§ Written problem
Copy the line containing "What does this", then all lines after it up to and including the final line of the material, exactly and without additions.

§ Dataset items
------------------------------------------------

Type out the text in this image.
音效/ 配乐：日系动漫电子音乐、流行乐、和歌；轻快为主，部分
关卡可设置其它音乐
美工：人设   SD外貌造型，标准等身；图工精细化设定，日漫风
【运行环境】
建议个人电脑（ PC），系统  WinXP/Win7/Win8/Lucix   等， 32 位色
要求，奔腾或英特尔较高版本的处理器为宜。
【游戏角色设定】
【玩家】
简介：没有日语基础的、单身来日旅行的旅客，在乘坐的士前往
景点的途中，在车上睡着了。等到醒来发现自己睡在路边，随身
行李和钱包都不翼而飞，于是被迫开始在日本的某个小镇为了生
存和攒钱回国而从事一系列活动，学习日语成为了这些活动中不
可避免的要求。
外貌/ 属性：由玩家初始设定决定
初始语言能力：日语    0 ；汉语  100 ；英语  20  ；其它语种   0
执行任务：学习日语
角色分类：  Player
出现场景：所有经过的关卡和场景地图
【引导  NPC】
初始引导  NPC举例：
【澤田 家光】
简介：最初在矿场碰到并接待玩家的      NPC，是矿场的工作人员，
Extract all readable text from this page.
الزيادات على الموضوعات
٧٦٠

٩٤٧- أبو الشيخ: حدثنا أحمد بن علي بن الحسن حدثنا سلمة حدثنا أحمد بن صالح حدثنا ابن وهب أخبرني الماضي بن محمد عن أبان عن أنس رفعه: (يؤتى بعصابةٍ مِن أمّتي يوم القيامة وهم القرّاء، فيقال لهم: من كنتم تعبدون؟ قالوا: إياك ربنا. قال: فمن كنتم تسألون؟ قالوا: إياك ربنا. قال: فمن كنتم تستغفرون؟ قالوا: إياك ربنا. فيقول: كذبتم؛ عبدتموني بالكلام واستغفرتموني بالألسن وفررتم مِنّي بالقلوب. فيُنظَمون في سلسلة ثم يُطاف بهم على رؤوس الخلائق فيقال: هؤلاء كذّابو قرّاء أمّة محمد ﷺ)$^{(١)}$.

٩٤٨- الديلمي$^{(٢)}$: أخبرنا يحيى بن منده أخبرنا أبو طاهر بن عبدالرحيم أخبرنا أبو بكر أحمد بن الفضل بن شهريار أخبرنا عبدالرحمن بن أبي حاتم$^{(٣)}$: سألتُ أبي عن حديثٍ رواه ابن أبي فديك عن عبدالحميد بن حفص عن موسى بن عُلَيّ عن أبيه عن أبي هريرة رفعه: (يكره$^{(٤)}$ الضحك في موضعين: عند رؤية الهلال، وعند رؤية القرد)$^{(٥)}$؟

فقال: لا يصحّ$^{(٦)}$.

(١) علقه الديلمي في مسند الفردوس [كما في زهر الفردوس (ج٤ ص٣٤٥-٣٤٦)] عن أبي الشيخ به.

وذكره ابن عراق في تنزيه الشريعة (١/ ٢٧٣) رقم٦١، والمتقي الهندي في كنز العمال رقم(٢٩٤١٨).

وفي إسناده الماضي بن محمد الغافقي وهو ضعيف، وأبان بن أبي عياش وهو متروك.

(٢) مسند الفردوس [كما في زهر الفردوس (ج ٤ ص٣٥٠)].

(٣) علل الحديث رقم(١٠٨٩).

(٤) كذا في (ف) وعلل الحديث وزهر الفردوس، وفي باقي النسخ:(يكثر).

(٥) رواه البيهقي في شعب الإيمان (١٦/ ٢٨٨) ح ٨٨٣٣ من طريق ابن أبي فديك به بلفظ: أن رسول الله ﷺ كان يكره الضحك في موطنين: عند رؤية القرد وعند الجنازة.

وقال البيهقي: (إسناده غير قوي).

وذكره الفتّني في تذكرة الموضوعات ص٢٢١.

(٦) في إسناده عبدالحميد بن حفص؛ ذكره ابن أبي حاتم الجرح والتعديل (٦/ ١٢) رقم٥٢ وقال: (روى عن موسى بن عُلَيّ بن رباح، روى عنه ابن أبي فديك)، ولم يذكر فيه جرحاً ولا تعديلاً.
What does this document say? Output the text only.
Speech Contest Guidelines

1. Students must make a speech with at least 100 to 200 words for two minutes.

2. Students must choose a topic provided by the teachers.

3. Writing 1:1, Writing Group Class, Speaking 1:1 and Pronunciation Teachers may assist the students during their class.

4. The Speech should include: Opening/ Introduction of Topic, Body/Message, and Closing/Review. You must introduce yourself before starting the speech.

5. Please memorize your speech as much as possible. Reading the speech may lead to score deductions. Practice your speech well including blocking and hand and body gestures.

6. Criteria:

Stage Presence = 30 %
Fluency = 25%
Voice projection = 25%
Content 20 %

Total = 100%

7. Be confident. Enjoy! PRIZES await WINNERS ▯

------------------------------------------------

§ Response for this exercise
What does this document say? Output the text only.
Speech Contest Guidelines

1. Students must make a speech with at least 100 to 200 words for two minutes.

2. Students must choose a topic provided by the teachers.

3. Writing 1:1, Writing Group Class, Speaking 1:1 and Pronunciation Teachers may assist the students during their class.

4. The Speech should include: Opening/ Introduction of Topic, Body/Message, and Closing/Review. You must introduce yourself before starting the speech.

5. Please memorize your speech as much as possible. Reading the speech may lead to score deductions. Practice your speech well including blocking and hand and body gestures.

6. Criteria:

Stage Presence = 30 %
Fluency = 25%
Voice projection = 25%
Content 20 %

Total = 100%

7. Be confident. Enjoy! PRIZES await WINNERS ▯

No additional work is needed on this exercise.